[Data excerpts]
----

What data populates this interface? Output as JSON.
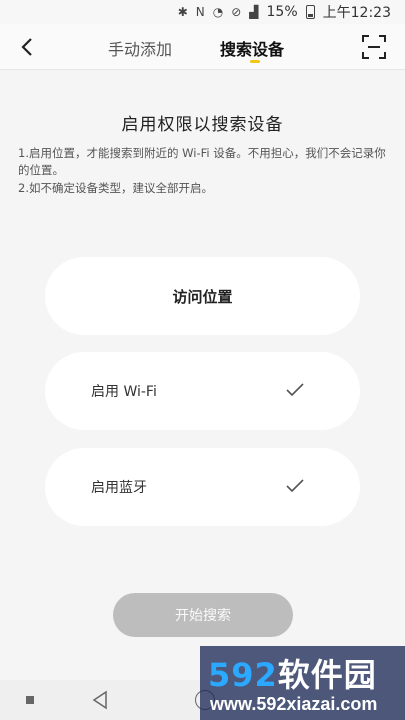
{
  "status_bar": {
    "battery": "15%",
    "time": "上午12:23"
  },
  "header": {
    "tab_manual": "手动添加",
    "tab_search": "搜索设备"
  },
  "content": {
    "title": "启用权限以搜索设备",
    "desc1": "1.启用位置，才能搜索到附近的 Wi-Fi 设备。不用担心，我们不会记录你的位置。",
    "desc2": "2.如不确定设备类型，建议全部开启。"
  },
  "cards": {
    "location": "访问位置",
    "wifi": "启用 Wi-Fi",
    "bluetooth": "启用蓝牙"
  },
  "actions": {
    "start_search": "开始搜索"
  },
  "watermark": {
    "logo_a": "592",
    "logo_b": "软件园",
    "url": "www.592xiazai.com"
  },
  "colors": {
    "accent": "#f5c518",
    "disabled_button": "#bdbdbd"
  }
}
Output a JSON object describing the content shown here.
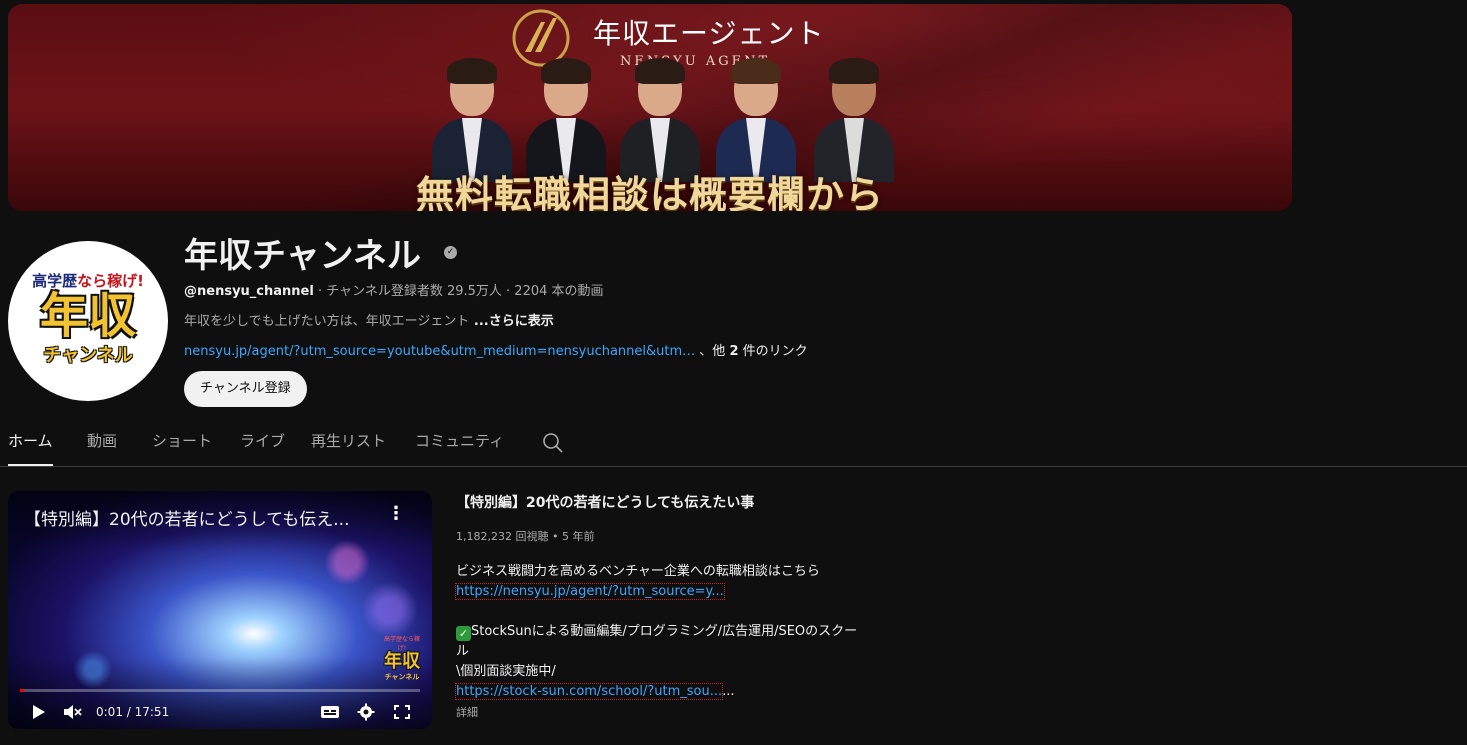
{
  "banner": {
    "brand_jp": "年収エージェント",
    "brand_en": "NENSYU AGENT",
    "cta": "無料転職相談は概要欄から"
  },
  "avatar": {
    "top_line_a": "高学歴",
    "top_line_b": "なら稼げ!",
    "main": "年収",
    "sub": "チャンネル"
  },
  "channel": {
    "title": "年収チャンネル",
    "handle": "@nensyu_channel",
    "stats": " · チャンネル登録者数 29.5万人 · 2204 本の動画",
    "description": "年収を少しでも上げたい方は、年収エージェント",
    "description_more": " ...さらに表示",
    "link_url": "nensyu.jp/agent/?utm_source=youtube&utm_medium=nensyuchannel&utm…",
    "link_more_prefix": " 、他 ",
    "link_more_count": "2",
    "link_more_suffix": " 件のリンク",
    "subscribe_label": "チャンネル登録"
  },
  "tabs": [
    {
      "label": "ホーム"
    },
    {
      "label": "動画"
    },
    {
      "label": "ショート"
    },
    {
      "label": "ライブ"
    },
    {
      "label": "再生リスト"
    },
    {
      "label": "コミュニティ"
    }
  ],
  "player": {
    "title": "【特別編】20代の若者にどうしても伝え...",
    "menu_icon": "more-vert-icon",
    "logo_top": "高学歴なら稼げ!",
    "logo_main": "年収",
    "logo_sub": "チャンネル",
    "progress": 0.01,
    "time": "0:01 / 17:51"
  },
  "video": {
    "title": "【特別編】20代の若者にどうしても伝えたい事",
    "meta": "1,182,232 回視聴 • 5 年前",
    "desc_line1": "ビジネス戦闘力を高めるベンチャー企業への転職相談はこちら",
    "desc_link1": "https://nensyu.jp/agent/?utm_source=y...",
    "desc_line2": "StockSunによる動画編集/プログラミング/広告運用/SEOのスクール",
    "desc_line3": "\\個別面談実施中/",
    "desc_link2": "https://stock-sun.com/school/?utm_sou...",
    "desc_ellipsis": "...",
    "more": "詳細"
  }
}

----

Short problem:
Search the lines above for the string "content" and copy each line that has it.

Solution:
  "content": {
Output a JSON object describing the content shown here.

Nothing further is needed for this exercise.